Task prompt:
Search the data below for the string "numero". Extract every line that contains it.

Data listing:
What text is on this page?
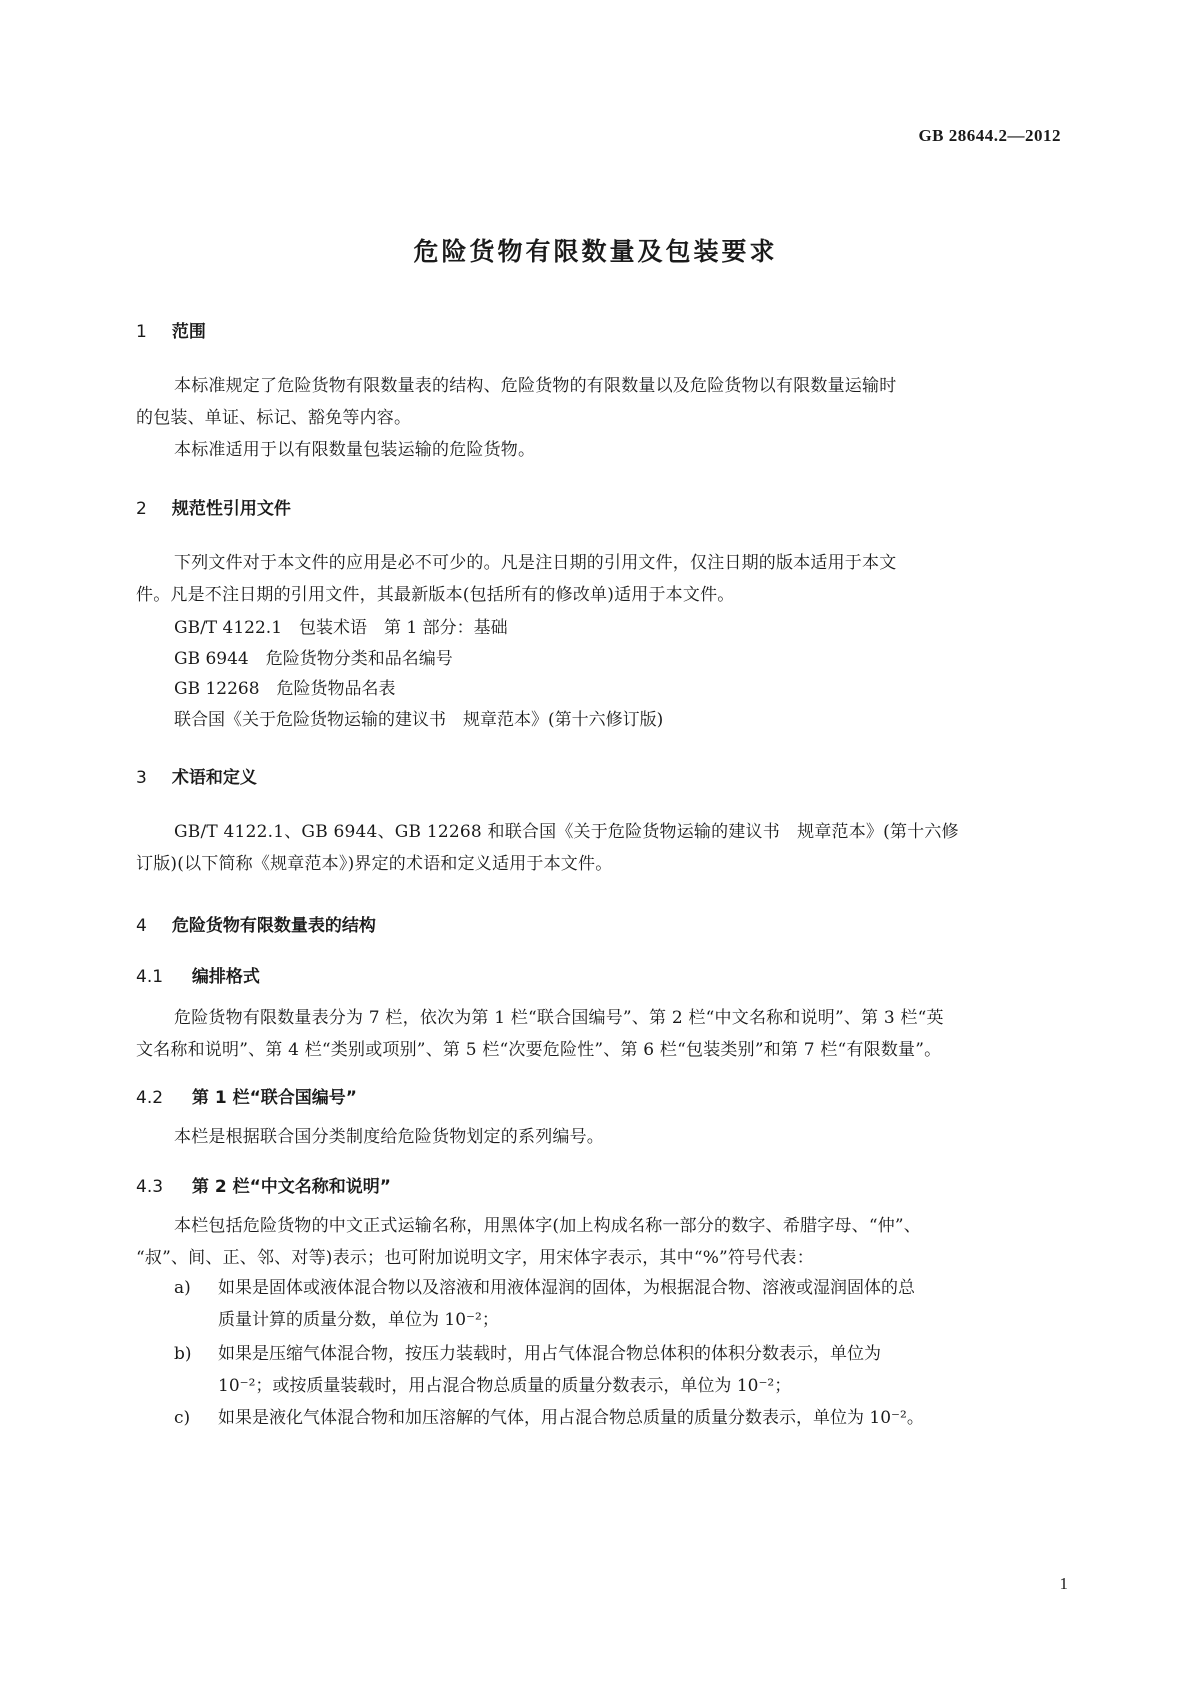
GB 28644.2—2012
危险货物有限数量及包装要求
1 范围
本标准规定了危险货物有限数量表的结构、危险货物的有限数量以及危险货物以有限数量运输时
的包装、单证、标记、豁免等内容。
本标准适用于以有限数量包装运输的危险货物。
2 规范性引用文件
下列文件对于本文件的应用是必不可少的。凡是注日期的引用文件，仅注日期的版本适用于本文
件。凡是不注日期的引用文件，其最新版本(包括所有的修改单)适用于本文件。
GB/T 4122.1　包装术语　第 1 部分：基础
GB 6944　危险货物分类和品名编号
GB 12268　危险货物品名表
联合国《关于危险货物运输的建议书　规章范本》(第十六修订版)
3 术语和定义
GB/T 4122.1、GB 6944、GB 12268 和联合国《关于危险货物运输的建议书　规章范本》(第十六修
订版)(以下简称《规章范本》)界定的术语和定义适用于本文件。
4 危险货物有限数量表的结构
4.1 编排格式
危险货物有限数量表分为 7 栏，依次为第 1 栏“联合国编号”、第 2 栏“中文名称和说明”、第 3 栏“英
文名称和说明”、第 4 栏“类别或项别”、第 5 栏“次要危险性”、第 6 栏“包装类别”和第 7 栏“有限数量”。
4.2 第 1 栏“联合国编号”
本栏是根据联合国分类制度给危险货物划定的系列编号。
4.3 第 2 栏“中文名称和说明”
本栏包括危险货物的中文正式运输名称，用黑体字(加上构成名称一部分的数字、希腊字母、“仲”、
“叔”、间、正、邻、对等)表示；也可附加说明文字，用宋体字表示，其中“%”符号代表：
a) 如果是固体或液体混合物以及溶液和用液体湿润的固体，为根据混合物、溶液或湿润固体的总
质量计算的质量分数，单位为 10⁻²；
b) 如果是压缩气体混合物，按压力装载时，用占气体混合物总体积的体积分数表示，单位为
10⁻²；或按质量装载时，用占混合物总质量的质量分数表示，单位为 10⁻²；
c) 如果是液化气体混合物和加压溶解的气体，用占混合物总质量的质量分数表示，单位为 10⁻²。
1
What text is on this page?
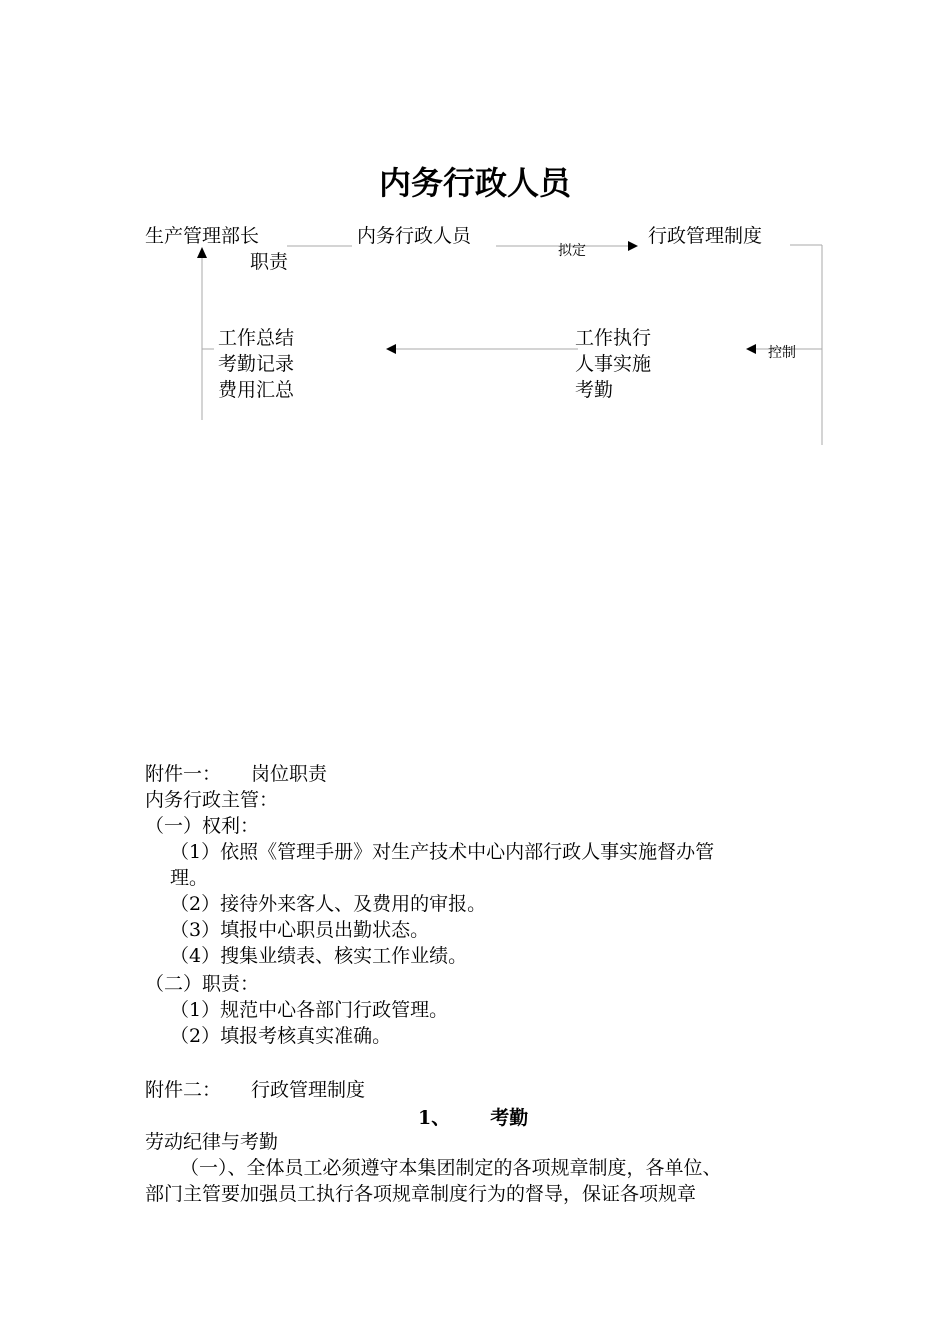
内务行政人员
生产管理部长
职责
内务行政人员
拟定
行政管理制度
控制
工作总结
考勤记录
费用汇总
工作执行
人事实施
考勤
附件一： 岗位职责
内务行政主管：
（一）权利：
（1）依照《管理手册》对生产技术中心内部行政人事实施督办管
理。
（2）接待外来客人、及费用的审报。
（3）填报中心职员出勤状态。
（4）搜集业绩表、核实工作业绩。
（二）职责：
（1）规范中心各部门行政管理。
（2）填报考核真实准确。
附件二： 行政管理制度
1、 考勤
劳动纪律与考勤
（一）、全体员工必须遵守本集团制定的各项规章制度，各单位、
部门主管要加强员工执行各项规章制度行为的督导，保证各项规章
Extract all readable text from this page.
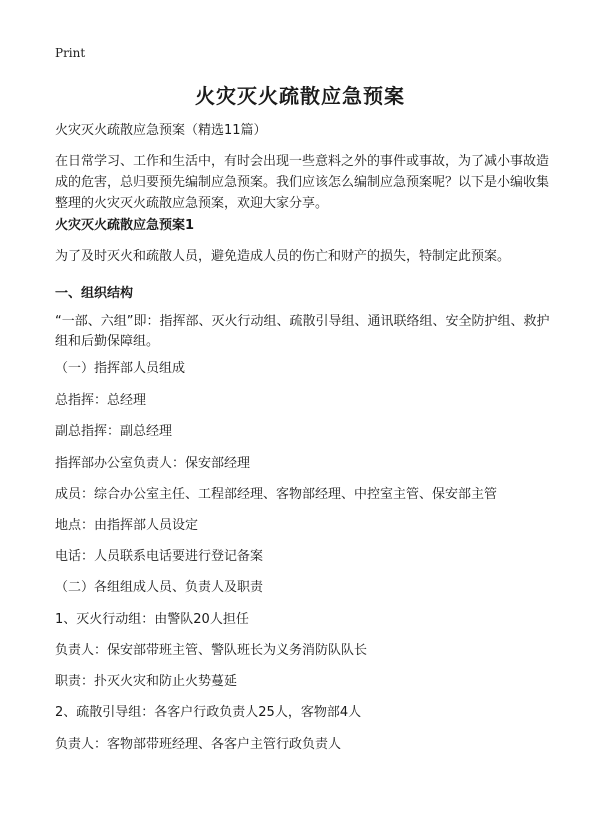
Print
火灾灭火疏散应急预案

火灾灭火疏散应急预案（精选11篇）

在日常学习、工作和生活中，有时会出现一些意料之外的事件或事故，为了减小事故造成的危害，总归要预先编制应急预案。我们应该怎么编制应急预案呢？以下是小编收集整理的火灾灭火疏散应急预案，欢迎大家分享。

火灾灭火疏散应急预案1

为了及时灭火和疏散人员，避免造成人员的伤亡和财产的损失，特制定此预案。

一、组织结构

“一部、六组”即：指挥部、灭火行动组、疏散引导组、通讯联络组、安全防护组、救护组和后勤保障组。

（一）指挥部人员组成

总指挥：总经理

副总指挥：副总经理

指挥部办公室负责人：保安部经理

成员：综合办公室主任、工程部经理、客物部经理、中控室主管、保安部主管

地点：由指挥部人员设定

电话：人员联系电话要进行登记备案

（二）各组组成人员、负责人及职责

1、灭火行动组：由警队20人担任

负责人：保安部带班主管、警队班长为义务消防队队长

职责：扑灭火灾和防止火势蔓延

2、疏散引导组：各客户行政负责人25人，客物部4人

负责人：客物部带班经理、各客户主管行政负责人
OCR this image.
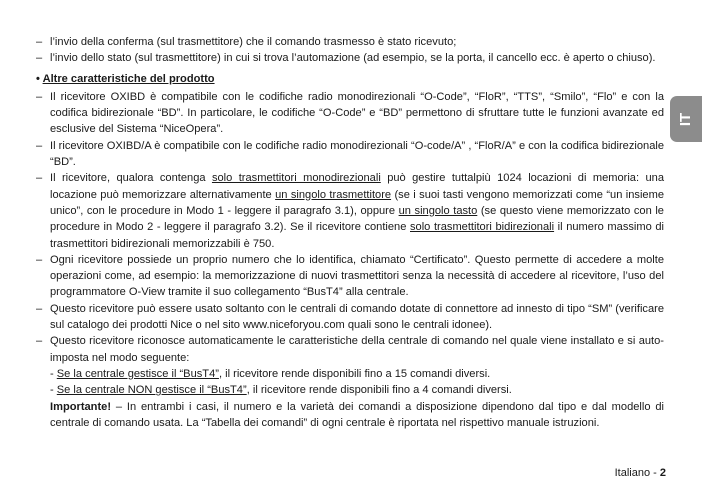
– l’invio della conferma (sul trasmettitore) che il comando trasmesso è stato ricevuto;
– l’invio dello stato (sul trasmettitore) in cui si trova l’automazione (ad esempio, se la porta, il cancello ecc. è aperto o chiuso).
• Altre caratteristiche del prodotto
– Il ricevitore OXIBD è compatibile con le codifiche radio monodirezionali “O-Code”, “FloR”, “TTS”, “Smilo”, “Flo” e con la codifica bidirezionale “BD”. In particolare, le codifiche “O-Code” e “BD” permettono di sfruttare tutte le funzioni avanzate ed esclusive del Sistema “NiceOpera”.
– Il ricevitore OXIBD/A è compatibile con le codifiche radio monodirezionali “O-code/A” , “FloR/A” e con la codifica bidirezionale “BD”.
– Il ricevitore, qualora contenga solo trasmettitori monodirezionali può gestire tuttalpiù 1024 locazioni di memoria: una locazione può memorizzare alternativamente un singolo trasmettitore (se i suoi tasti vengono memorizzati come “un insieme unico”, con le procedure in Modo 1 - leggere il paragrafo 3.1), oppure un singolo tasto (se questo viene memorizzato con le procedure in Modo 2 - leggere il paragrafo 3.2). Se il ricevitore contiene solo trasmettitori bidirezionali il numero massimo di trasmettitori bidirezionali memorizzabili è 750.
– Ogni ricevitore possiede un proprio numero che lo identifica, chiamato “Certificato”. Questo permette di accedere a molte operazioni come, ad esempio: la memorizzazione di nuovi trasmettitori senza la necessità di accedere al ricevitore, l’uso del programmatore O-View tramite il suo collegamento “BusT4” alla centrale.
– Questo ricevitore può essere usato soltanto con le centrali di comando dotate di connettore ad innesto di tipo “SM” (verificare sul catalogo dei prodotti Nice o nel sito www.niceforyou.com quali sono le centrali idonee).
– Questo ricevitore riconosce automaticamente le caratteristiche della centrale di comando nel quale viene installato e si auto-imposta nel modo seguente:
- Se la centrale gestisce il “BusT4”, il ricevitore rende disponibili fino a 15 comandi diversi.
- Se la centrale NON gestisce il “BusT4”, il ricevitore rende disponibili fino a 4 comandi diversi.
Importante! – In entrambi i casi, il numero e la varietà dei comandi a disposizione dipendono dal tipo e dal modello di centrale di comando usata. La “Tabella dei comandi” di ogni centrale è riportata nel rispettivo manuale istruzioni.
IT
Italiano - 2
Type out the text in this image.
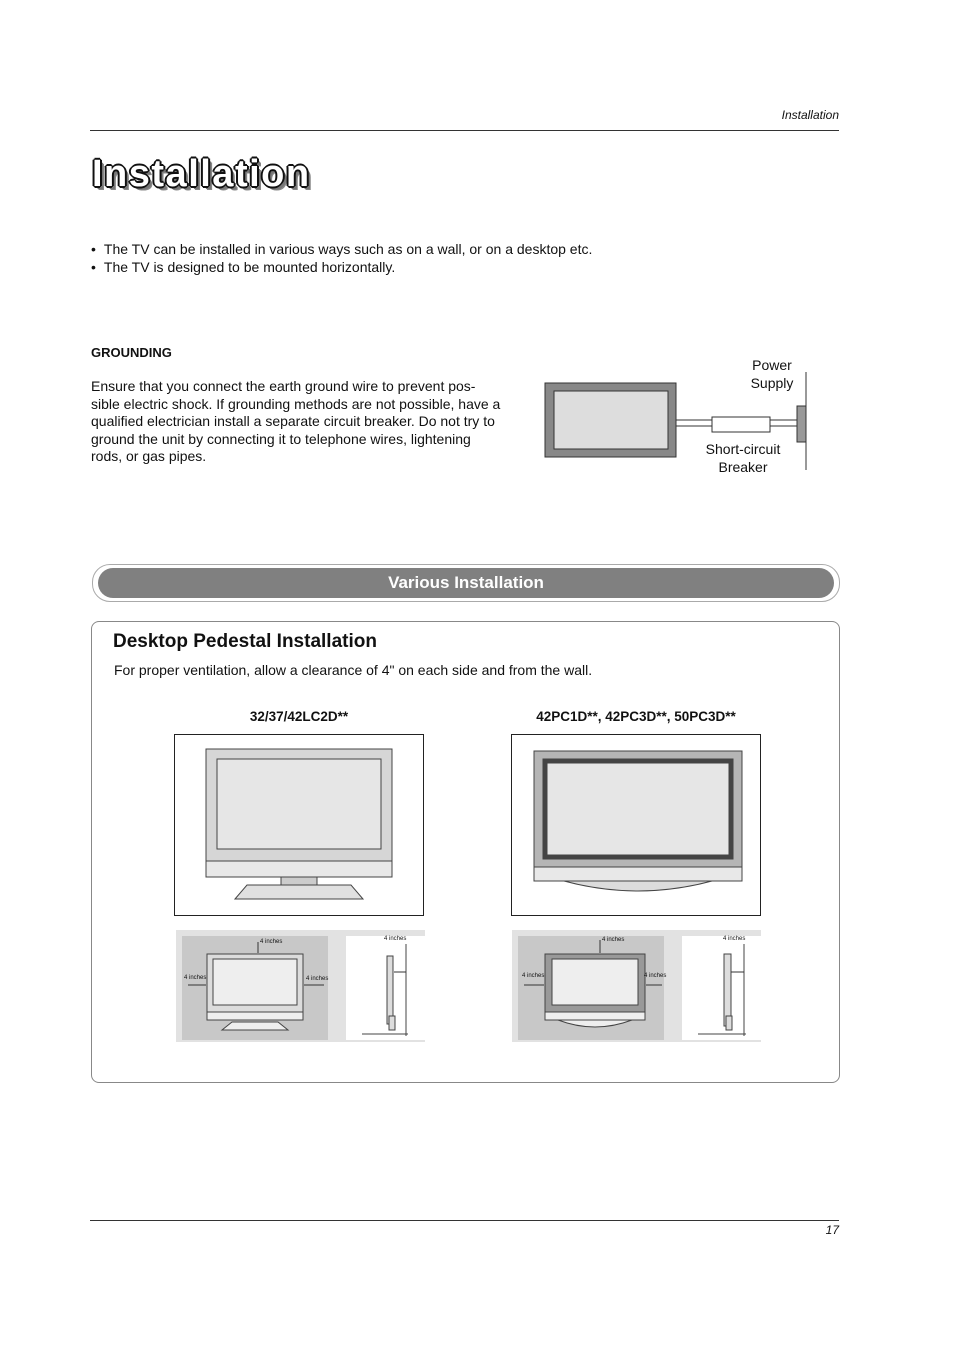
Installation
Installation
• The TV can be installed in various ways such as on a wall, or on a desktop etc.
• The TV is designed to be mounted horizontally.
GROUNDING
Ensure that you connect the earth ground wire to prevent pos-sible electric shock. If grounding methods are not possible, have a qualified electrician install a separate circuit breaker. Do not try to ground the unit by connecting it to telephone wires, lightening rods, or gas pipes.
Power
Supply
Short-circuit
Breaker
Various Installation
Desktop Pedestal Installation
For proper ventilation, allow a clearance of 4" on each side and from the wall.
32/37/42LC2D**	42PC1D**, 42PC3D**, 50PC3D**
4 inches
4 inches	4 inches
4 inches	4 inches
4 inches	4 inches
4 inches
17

The output:
– Il ricevitore, qualora contenga solo trasmettitori monodirezionali può gestire tuttalpiù 1024 locazioni di memoria: una locazione può memorizzare alternativamente un singolo trasmettitore (se i suoi tasti vengono memorizzati come “un insieme unico”, con le procedure in Modo 1 - leggere il paragrafo 3.1), oppure un singolo tasto (se questo viene memorizzato con le procedure in Modo 2 - leggere il paragrafo 3.2). Se il ricevitore contiene solo trasmettitori bidirezionali il numero massimo di trasmettitori bidirezionali memorizzabili è 750.
– Ogni ricevitore possiede un proprio numero che lo identifica, chiamato “Certificato”. Questo permette di accedere a molte operazioni come, ad esempio: la memorizzazione di nuovi trasmettitori senza la necessità di accedere al ricevitore, l’uso del programmatore O-View tramite il suo collegamento “BusT4” alla centrale.
Importante! – In entrambi i casi, il numero e la varietà dei comandi a disposizione dipendono dal tipo e dal modello di centrale di comando usata. La “Tabella dei comandi” di ogni centrale è riportata nel rispettivo manuale istruzioni.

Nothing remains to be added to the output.